* **Stated task**: Extract the lines that carry the string "with" from the listing.

* **Data for this exercise**:
####

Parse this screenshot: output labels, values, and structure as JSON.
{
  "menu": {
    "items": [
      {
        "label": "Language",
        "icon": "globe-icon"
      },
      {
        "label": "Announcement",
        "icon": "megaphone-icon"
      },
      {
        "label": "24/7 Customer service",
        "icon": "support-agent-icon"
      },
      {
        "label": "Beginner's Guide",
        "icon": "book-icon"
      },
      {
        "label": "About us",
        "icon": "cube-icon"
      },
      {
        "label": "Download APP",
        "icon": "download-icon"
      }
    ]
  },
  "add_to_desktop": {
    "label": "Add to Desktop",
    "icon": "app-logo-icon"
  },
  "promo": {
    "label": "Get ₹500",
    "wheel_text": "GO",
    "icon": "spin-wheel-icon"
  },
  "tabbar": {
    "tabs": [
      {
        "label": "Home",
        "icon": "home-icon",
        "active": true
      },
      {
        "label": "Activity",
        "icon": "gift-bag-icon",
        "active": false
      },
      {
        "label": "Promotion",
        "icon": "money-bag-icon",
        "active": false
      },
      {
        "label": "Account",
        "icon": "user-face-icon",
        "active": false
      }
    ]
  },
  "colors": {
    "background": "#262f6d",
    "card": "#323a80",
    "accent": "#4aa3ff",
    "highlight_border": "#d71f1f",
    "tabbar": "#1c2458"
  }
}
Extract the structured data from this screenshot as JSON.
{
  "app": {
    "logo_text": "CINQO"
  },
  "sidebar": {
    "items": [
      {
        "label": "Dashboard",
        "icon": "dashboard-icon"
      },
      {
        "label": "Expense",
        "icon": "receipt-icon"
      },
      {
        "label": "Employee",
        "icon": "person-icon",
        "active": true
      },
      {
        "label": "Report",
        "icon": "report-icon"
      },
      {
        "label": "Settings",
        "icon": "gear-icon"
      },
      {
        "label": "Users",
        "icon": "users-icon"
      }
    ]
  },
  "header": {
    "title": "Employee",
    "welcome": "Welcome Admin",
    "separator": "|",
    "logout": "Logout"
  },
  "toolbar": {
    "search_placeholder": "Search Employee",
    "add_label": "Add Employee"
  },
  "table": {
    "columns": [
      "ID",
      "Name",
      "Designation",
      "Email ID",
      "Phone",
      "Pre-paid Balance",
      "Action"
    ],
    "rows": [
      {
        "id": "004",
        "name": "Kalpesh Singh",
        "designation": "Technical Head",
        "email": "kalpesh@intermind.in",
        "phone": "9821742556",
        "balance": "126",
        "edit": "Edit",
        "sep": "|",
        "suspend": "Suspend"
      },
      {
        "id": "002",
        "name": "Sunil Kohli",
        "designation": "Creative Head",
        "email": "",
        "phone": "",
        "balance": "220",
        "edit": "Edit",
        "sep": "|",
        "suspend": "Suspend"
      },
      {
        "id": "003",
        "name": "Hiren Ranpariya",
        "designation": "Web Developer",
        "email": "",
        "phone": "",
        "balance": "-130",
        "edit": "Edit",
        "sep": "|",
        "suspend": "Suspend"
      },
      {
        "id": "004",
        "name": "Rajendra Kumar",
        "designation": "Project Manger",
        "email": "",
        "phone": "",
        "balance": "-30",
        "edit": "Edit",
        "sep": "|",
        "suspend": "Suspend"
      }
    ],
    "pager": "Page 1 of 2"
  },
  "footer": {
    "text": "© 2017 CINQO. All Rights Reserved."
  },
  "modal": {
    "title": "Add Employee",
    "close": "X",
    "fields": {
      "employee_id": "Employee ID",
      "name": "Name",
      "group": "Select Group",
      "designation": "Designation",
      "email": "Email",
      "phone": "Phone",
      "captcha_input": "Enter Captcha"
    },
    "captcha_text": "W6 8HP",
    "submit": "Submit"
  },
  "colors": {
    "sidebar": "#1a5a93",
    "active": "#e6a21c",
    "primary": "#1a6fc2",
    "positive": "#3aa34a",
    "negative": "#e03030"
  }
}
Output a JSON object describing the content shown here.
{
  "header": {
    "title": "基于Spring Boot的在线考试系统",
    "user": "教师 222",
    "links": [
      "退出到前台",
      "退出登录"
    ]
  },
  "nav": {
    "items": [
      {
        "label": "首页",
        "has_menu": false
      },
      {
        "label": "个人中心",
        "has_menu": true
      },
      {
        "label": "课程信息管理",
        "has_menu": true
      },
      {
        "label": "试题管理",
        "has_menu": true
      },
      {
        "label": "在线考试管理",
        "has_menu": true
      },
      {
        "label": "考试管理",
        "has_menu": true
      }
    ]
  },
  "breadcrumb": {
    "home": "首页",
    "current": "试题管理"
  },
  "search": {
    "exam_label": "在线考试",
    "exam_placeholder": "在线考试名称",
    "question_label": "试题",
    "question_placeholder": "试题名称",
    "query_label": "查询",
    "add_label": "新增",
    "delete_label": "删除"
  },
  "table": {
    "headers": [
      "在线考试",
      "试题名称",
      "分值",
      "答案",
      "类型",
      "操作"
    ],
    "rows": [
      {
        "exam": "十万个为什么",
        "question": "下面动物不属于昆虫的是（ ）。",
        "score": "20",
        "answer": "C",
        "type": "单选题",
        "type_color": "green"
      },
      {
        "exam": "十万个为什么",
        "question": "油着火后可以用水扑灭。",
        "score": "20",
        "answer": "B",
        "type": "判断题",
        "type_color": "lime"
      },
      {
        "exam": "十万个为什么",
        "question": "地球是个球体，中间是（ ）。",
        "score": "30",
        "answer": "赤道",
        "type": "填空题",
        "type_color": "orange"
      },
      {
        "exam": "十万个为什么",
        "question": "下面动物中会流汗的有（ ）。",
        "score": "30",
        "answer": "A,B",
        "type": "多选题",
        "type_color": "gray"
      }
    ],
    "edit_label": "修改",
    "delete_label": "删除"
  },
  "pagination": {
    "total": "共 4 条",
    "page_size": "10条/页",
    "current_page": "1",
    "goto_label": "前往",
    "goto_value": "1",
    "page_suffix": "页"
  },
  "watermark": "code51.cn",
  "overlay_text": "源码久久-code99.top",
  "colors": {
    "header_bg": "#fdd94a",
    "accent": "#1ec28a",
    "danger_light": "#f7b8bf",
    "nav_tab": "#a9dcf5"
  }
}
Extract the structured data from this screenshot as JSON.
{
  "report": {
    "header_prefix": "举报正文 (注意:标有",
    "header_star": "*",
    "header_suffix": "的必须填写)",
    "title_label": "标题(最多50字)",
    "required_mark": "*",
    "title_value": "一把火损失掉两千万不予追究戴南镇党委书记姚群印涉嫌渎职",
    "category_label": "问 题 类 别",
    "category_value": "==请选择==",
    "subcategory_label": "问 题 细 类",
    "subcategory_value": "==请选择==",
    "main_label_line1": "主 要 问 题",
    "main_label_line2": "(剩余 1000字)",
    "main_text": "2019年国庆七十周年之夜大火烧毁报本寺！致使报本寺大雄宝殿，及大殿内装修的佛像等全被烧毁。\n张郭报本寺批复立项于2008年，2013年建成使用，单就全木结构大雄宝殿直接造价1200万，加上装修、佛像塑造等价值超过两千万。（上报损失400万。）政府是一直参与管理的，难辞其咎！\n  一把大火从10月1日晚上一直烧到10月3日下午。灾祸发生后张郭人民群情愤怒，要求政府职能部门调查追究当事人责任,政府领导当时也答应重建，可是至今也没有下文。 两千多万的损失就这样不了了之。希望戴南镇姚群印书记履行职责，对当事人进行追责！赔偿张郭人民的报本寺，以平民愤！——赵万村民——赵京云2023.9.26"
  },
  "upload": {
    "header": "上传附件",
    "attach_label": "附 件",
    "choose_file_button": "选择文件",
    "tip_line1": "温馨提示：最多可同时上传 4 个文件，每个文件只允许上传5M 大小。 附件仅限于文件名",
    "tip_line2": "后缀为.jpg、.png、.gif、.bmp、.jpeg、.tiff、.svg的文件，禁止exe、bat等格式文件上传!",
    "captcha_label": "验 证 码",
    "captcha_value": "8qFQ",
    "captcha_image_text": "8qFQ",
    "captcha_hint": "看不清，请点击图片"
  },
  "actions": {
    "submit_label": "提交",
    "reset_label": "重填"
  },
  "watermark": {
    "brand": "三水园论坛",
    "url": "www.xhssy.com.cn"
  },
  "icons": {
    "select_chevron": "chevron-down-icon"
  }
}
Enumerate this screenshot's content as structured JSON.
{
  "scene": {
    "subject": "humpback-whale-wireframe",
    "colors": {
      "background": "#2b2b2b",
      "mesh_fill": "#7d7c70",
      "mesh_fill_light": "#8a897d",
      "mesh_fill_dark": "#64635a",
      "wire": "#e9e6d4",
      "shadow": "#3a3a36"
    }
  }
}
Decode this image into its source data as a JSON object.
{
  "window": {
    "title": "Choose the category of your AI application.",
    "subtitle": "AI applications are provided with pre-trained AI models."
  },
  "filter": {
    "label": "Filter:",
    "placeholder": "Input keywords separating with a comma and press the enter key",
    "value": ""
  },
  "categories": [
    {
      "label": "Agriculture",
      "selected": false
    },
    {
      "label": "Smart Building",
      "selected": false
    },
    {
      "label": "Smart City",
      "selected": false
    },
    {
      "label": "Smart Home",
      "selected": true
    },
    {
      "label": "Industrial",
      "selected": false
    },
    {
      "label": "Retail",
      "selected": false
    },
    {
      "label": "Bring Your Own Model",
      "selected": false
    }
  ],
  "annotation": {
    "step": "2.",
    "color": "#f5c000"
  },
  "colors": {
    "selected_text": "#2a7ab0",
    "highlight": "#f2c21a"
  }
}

####

* **Solution for this task**:
    "subtitle": "AI applications are provided with pre-trained AI models."
    "placeholder": "Input keywords separating with a comma and press the enter key",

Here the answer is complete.